Material shown –
• • •

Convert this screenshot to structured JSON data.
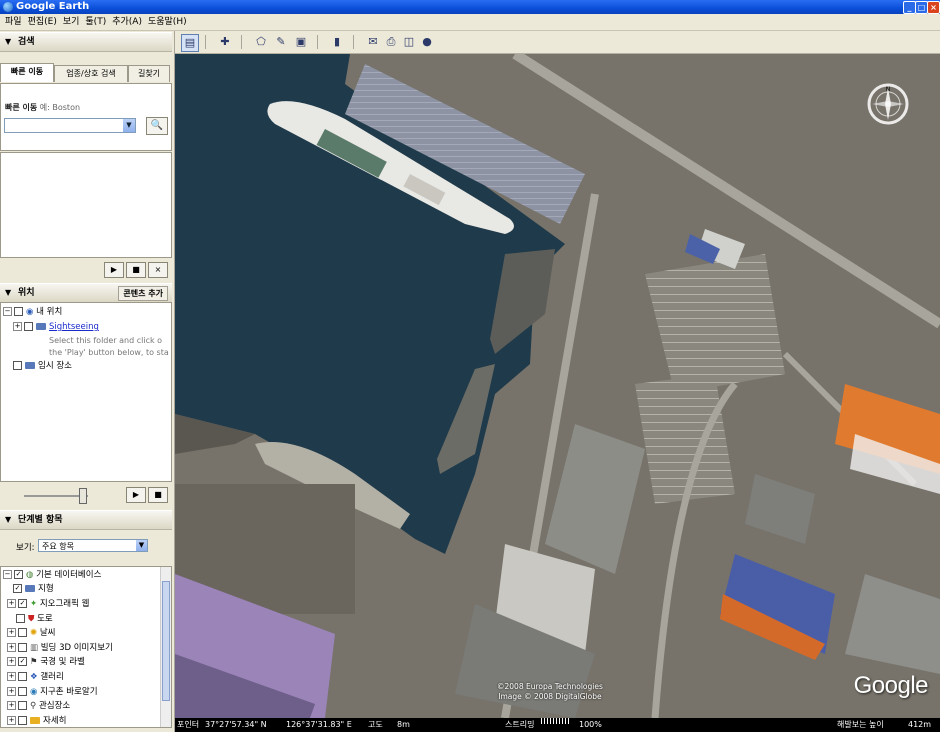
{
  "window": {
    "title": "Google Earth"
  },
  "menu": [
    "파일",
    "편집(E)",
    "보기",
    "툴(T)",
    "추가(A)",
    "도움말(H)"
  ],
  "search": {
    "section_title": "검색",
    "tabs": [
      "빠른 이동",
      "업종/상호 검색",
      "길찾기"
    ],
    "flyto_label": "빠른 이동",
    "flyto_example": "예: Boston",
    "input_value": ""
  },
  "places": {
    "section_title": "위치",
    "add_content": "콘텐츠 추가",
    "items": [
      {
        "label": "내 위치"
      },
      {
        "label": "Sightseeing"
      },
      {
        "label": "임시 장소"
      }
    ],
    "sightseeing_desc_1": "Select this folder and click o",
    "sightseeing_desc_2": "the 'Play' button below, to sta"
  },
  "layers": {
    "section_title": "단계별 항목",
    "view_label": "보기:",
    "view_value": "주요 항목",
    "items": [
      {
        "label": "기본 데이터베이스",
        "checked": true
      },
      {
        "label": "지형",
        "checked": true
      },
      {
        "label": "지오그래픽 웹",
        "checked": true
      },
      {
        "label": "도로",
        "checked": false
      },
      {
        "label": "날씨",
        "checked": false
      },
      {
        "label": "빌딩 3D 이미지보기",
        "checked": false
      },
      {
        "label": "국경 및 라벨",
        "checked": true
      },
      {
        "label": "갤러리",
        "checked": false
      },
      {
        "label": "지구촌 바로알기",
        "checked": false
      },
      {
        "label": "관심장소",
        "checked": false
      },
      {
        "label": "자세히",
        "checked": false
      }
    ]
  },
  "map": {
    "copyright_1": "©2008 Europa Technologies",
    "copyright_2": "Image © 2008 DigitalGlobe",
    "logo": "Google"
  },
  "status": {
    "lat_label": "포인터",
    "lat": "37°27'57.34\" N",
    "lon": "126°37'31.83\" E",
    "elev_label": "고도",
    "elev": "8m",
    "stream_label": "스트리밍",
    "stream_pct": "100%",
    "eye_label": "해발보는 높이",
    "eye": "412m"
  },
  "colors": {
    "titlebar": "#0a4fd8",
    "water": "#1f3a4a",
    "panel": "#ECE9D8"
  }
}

• • •

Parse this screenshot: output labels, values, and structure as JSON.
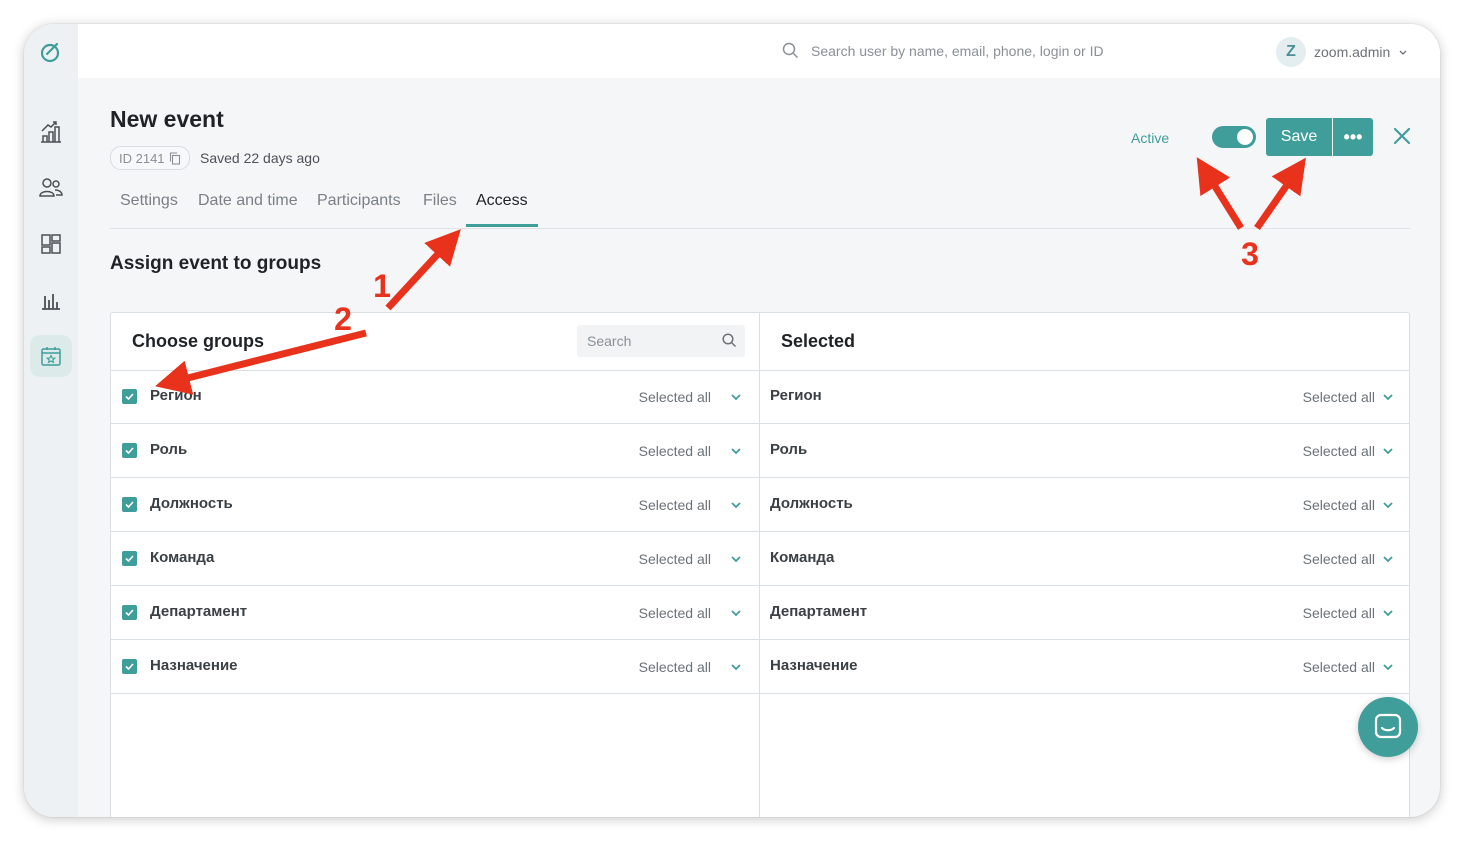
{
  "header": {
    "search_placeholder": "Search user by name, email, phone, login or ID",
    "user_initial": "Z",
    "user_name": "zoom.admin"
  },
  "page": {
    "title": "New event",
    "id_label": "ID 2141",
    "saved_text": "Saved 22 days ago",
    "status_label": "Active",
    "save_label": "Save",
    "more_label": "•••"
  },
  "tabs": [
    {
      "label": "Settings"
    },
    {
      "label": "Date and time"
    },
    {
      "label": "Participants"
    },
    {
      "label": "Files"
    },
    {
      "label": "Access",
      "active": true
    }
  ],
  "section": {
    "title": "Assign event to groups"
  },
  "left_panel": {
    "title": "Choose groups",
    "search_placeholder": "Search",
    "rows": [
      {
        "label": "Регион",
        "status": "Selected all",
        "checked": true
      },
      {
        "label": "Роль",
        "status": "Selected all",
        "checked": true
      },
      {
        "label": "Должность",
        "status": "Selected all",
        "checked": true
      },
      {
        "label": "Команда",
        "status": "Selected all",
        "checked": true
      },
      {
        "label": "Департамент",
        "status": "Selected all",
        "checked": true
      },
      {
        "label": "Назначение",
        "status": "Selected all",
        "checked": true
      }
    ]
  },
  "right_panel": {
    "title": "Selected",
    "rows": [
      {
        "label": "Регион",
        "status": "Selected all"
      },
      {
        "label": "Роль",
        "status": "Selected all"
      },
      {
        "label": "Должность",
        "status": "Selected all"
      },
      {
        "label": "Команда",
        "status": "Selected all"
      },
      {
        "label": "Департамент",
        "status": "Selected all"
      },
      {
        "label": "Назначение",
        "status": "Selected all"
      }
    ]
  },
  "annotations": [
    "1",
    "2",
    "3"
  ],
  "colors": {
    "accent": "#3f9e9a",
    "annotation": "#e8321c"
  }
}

• • •

Objective –
Only the number is wanted: how many lines in the entries above contain the string "this"?

Complete output –
3